───── Provided records ─────
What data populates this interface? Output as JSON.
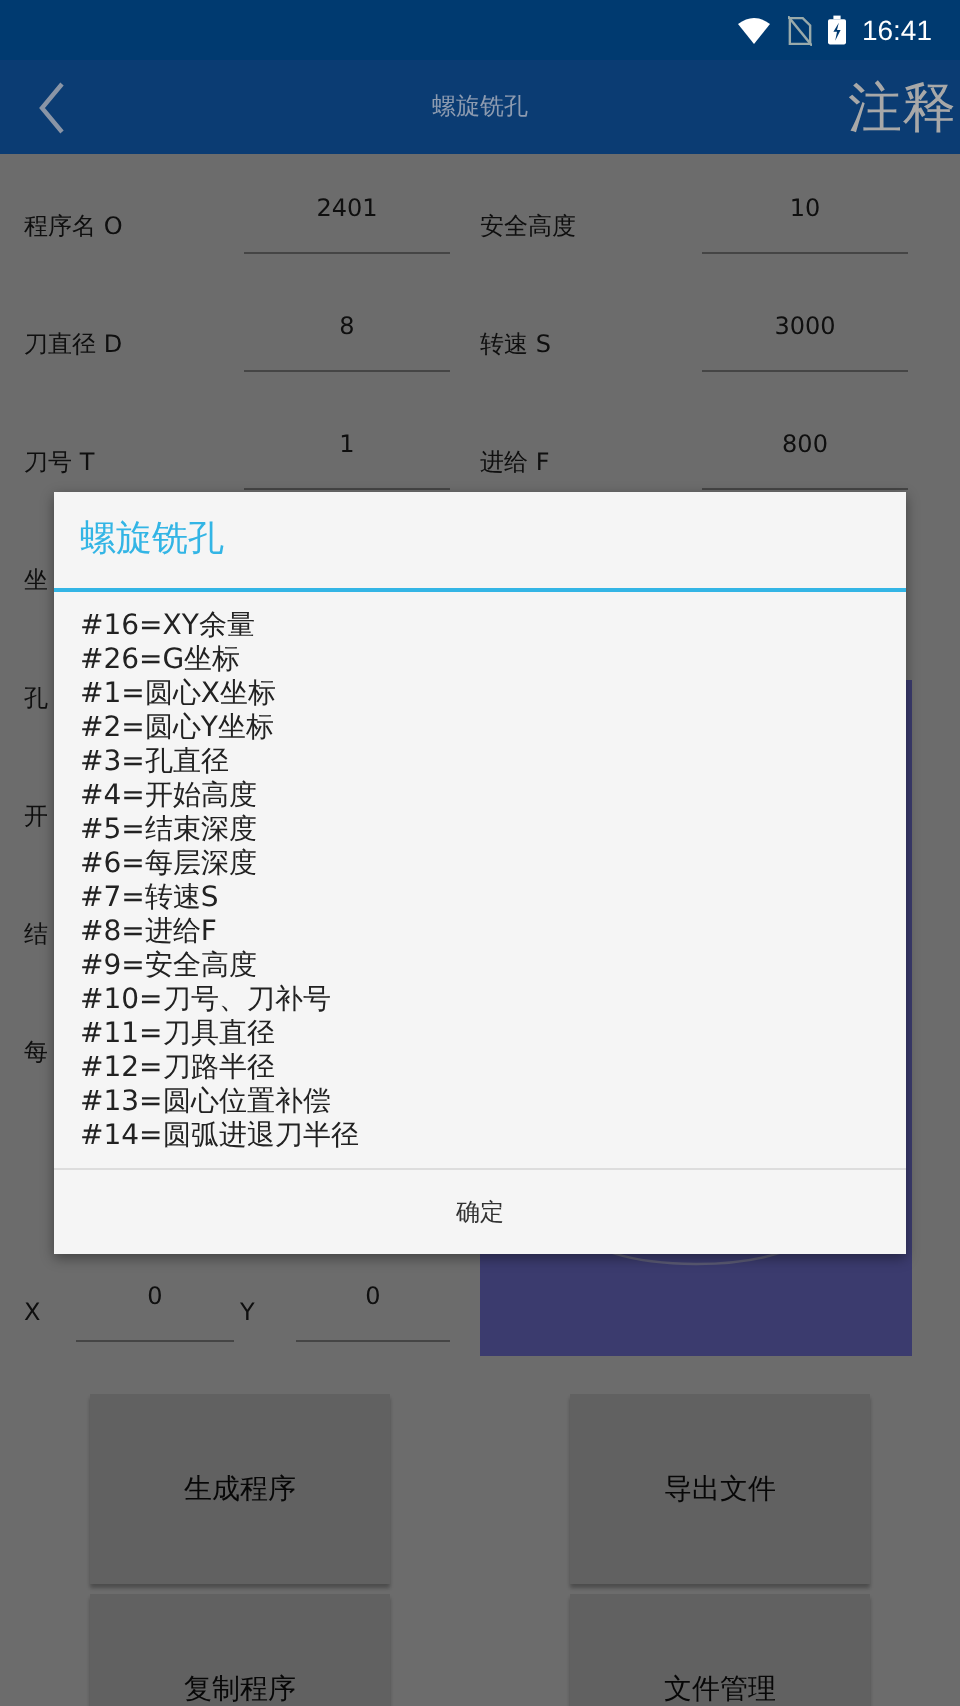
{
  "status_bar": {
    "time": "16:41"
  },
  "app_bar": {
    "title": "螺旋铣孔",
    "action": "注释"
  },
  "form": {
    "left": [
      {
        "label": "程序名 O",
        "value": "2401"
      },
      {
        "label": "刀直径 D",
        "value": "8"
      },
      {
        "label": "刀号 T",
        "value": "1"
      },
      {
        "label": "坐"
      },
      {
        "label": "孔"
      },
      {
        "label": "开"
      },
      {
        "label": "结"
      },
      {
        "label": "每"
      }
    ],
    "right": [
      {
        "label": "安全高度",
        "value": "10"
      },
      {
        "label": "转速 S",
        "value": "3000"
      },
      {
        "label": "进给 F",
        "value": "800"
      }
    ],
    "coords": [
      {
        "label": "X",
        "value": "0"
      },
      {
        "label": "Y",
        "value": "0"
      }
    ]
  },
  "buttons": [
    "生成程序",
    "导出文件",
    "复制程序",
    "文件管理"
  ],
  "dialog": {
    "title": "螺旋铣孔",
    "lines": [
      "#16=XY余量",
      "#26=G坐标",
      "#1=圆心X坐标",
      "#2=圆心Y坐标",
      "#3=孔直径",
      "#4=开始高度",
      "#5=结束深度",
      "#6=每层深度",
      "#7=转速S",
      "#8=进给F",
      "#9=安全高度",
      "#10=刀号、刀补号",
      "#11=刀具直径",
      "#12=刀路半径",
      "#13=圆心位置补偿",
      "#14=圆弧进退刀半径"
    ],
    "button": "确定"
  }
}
─────
Exercise instructions →
Reply with only the number of lines in the material above where the string "value" appears.

Reply →
8